═══ Records provided ═══

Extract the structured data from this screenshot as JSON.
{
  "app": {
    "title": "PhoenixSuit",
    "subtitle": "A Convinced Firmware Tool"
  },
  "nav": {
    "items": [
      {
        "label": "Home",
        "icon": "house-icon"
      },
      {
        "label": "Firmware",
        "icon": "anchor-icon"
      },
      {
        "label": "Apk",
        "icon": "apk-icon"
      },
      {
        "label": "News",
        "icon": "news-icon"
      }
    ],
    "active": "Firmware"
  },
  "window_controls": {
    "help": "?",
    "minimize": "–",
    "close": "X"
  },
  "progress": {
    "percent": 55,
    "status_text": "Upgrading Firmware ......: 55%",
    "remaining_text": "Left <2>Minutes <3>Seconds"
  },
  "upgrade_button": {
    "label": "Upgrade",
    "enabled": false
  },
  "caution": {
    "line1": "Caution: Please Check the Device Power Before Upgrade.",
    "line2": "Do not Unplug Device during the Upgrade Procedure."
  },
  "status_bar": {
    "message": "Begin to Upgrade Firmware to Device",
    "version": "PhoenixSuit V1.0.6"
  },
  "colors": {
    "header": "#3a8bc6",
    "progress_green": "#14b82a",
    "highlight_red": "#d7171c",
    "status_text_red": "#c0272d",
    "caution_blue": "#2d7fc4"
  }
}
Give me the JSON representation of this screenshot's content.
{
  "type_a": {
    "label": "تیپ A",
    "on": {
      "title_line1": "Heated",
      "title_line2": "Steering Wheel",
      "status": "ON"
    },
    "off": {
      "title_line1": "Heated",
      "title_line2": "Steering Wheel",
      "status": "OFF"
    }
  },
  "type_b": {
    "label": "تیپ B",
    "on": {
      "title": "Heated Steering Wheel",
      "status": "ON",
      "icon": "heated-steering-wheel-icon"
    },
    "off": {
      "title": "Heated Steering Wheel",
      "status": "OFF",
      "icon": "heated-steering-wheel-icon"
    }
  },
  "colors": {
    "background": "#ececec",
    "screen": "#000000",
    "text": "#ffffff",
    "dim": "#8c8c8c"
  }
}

═══

Task brief
Copy the records above exactly.

Full answer
Extract the structured data from this screenshot as JSON.
{
  "app": {
    "title": "PhoenixSuit",
    "subtitle": "A Convinced Firmware Tool"
  },
  "nav": {
    "items": [
      {
        "label": "Home",
        "icon": "house-icon"
      },
      {
        "label": "Firmware",
        "icon": "anchor-icon"
      },
      {
        "label": "Apk",
        "icon": "apk-icon"
      },
      {
        "label": "News",
        "icon": "news-icon"
      }
    ],
    "active": "Firmware"
  },
  "window_controls": {
    "help": "?",
    "minimize": "–",
    "close": "X"
  },
  "progress": {
    "percent": 55,
    "status_text": "Upgrading Firmware ......: 55%",
    "remaining_text": "Left <2>Minutes <3>Seconds"
  },
  "upgrade_button": {
    "label": "Upgrade",
    "enabled": false
  },
  "caution": {
    "line1": "Caution: Please Check the Device Power Before Upgrade.",
    "line2": "Do not Unplug Device during the Upgrade Procedure."
  },
  "status_bar": {
    "message": "Begin to Upgrade Firmware to Device",
    "version": "PhoenixSuit V1.0.6"
  },
  "colors": {
    "header": "#3a8bc6",
    "progress_green": "#14b82a",
    "highlight_red": "#d7171c",
    "status_text_red": "#c0272d",
    "caution_blue": "#2d7fc4"
  }
}
Give me the JSON representation of this screenshot's content.
{
  "type_a": {
    "label": "تیپ A",
    "on": {
      "title_line1": "Heated",
      "title_line2": "Steering Wheel",
      "status": "ON"
    },
    "off": {
      "title_line1": "Heated",
      "title_line2": "Steering Wheel",
      "status": "OFF"
    }
  },
  "type_b": {
    "label": "تیپ B",
    "on": {
      "title": "Heated Steering Wheel",
      "status": "ON",
      "icon": "heated-steering-wheel-icon"
    },
    "off": {
      "title": "Heated Steering Wheel",
      "status": "OFF",
      "icon": "heated-steering-wheel-icon"
    }
  },
  "colors": {
    "background": "#ececec",
    "screen": "#000000",
    "text": "#ffffff",
    "dim": "#8c8c8c"
  }
}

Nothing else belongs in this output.